__BRIEF__
Print the entries verbatim, beginning at their first line and stopping after the line that contains "breadcrumb-root[interactable]: Australian RR".

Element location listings
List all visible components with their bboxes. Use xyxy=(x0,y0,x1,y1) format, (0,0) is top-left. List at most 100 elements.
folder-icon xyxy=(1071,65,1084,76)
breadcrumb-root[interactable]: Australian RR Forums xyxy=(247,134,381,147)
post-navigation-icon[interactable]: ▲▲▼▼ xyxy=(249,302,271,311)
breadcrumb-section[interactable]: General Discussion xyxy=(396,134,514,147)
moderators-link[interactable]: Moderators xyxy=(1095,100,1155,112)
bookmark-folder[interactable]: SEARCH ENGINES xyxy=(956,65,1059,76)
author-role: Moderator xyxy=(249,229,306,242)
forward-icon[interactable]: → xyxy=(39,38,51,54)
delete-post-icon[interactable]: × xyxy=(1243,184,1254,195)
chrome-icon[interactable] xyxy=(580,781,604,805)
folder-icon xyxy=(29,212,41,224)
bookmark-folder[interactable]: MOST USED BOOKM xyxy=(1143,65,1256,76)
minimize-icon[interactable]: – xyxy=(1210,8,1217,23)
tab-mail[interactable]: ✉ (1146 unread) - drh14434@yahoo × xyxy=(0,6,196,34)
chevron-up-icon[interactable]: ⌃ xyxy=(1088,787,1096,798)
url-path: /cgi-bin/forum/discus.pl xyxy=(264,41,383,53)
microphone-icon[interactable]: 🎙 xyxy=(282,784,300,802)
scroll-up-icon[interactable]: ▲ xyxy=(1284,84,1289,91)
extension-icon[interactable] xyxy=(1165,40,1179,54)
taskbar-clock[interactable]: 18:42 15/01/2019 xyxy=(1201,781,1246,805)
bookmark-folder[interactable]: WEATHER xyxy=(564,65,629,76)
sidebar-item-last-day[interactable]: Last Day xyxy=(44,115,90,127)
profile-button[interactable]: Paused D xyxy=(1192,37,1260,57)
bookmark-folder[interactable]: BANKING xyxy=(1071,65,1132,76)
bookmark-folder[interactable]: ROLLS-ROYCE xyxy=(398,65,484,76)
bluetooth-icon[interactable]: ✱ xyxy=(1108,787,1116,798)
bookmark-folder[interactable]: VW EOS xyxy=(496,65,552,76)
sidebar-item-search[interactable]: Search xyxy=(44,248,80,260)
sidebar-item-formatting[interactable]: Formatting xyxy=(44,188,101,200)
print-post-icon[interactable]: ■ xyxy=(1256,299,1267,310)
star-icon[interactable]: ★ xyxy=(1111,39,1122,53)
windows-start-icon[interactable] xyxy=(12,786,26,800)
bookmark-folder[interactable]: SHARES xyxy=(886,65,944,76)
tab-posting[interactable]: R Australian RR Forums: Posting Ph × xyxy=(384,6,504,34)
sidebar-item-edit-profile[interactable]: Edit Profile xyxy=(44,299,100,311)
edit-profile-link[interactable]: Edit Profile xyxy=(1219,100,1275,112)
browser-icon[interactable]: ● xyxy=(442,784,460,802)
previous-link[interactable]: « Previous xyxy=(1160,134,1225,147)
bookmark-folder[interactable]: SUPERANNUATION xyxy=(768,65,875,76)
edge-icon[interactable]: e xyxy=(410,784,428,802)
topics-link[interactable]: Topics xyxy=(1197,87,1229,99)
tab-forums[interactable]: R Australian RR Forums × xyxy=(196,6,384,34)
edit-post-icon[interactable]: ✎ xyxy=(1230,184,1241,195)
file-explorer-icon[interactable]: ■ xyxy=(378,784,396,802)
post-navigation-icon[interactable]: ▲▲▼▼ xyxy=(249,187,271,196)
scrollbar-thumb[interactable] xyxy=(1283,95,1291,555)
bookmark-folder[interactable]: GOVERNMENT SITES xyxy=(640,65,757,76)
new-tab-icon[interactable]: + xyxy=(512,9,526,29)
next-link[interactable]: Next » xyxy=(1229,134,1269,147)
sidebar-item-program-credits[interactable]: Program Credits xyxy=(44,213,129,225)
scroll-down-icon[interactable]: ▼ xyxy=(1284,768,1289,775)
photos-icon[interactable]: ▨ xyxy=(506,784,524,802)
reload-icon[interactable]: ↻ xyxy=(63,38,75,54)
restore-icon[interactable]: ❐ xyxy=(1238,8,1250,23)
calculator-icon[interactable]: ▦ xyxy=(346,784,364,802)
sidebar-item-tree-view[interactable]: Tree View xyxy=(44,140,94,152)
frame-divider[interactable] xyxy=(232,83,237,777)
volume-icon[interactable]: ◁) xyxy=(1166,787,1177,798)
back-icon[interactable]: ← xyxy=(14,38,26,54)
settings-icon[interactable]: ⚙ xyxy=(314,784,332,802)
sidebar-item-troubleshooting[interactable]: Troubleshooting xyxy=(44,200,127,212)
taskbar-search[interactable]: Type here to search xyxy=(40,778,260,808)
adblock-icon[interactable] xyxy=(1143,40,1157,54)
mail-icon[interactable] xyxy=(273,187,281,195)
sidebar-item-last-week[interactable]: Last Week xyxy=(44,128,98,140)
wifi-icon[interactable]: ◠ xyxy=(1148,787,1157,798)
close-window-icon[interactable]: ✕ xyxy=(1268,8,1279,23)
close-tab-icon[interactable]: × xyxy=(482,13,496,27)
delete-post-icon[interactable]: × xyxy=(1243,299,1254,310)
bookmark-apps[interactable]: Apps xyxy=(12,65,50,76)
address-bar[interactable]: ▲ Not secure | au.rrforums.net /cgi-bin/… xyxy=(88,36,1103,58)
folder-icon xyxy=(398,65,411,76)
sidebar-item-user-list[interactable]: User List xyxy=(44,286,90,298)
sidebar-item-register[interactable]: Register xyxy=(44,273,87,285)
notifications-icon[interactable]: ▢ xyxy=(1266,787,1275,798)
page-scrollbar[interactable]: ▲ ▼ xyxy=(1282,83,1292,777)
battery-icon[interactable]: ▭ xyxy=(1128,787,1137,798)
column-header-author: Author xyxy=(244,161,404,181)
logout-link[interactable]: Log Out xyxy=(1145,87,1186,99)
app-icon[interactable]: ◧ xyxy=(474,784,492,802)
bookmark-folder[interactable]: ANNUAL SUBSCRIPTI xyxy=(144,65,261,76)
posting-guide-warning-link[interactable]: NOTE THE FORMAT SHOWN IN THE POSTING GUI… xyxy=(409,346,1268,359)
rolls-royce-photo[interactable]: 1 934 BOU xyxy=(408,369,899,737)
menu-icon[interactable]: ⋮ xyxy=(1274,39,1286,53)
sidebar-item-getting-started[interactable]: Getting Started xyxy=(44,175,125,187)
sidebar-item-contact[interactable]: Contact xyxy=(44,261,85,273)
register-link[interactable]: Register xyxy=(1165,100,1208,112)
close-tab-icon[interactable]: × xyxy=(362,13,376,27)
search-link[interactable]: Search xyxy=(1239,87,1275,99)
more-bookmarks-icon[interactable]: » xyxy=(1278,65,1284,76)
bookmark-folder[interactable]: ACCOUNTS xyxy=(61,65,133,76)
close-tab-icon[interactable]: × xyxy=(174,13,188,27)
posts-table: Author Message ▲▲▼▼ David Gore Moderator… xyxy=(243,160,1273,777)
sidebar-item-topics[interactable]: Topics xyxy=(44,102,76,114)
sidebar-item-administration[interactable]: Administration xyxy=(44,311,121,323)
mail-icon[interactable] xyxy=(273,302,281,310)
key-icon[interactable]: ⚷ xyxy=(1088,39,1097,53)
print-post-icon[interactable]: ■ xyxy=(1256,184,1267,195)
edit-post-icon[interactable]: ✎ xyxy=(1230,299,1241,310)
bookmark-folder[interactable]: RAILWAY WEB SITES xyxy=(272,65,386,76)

__WRITTEN ANSWER__
List all visible components with their bboxes. Use xyxy=(x0,y0,x1,y1) format, (0,0) is top-left. List at most 100 elements.
folder-icon xyxy=(1071,65,1084,76)
breadcrumb-root[interactable]: Australian RR Forums xyxy=(247,134,381,147)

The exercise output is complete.